■ Aim:
Scan the records below for the word "ciento" and give only the number of lines that hold it.

--- start ---

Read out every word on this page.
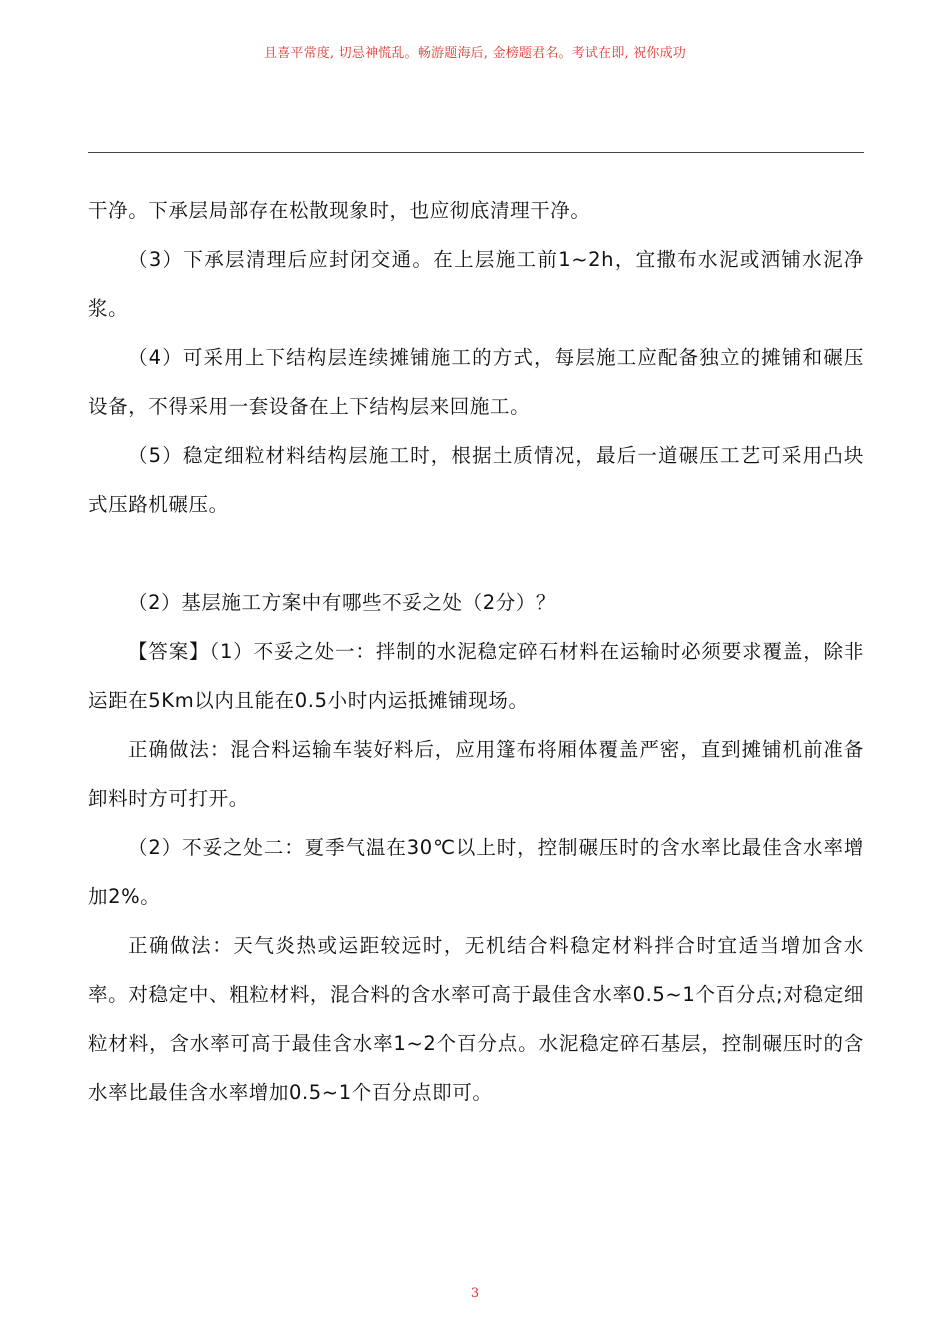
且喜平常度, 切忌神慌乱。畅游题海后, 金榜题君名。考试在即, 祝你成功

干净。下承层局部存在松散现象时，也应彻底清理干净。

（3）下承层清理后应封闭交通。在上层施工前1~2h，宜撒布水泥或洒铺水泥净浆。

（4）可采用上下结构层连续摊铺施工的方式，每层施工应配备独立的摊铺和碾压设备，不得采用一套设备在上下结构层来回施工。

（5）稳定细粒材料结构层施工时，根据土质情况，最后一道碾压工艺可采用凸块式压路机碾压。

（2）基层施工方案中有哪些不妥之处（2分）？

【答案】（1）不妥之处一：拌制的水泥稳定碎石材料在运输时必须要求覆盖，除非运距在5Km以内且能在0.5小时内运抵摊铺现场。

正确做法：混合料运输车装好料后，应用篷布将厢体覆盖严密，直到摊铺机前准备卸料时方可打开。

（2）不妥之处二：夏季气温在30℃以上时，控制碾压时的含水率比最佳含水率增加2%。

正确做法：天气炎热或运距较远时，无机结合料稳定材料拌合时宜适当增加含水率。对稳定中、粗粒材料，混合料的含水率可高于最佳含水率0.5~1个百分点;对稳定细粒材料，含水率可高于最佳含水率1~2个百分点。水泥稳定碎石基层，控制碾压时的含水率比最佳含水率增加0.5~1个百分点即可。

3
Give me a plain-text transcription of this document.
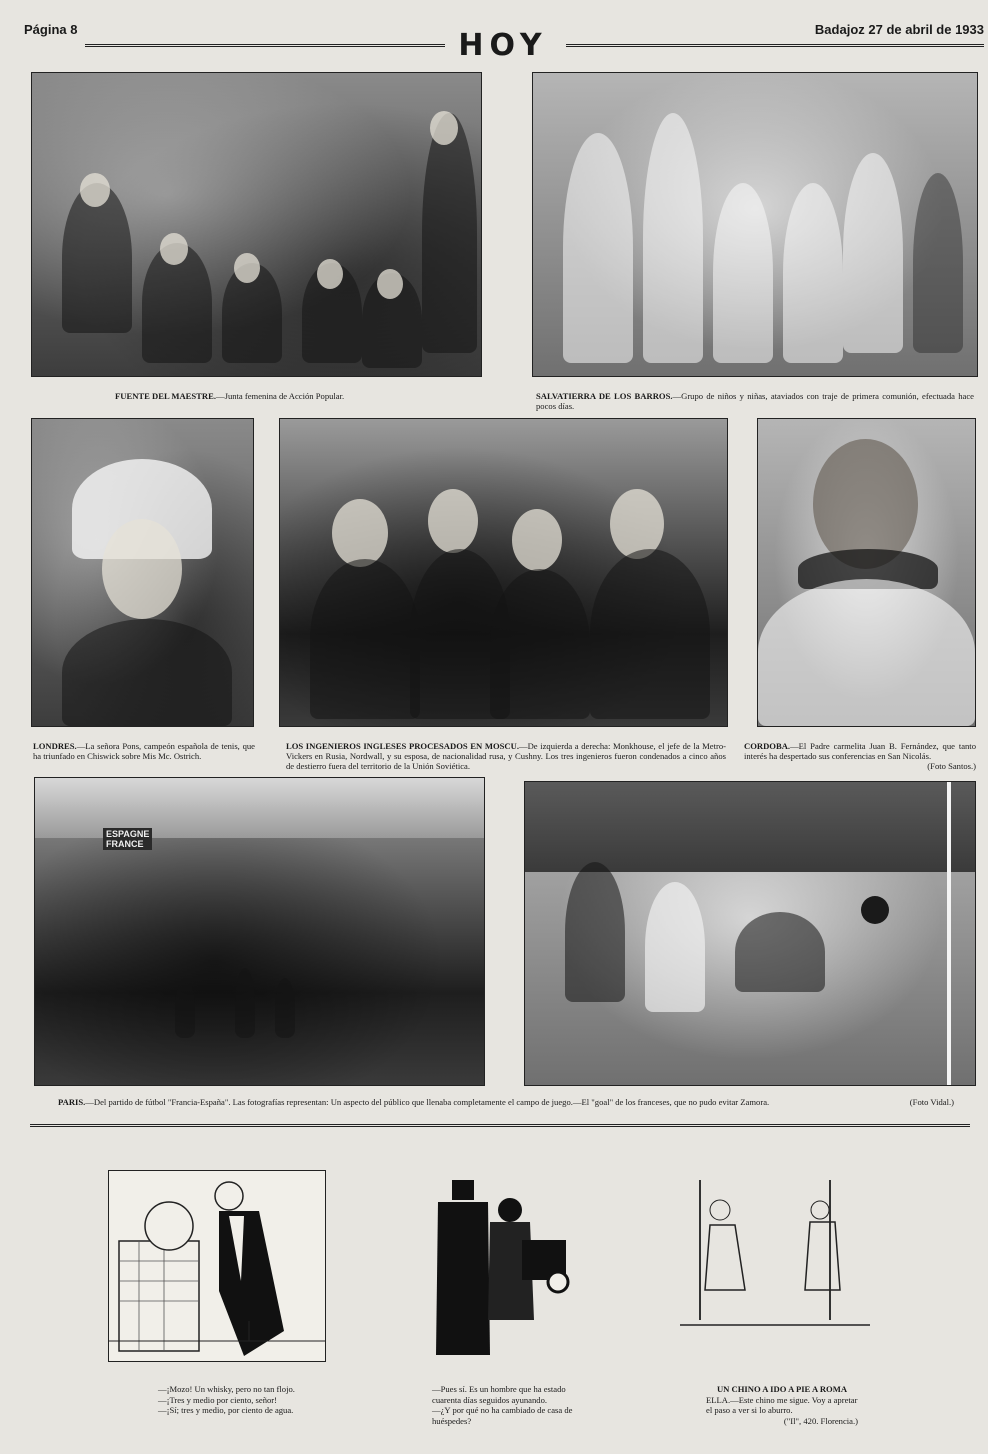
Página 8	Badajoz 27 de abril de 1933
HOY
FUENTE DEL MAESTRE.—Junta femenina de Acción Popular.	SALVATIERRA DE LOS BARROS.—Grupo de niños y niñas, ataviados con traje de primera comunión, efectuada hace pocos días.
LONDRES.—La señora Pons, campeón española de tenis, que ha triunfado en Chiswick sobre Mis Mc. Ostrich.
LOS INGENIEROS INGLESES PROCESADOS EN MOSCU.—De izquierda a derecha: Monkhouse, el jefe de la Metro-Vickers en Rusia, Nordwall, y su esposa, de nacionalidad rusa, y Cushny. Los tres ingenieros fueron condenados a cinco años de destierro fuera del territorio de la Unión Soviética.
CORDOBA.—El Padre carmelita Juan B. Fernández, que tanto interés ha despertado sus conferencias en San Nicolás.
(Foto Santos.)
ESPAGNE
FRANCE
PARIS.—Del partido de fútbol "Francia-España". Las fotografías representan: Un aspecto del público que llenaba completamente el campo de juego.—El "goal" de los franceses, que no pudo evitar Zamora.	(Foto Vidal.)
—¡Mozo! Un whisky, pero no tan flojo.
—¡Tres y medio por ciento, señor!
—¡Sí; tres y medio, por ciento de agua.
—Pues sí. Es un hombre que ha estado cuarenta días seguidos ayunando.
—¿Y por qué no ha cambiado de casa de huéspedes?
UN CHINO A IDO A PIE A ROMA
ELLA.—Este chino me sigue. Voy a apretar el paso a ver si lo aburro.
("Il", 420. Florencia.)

--- end ---

■ Task solution:
2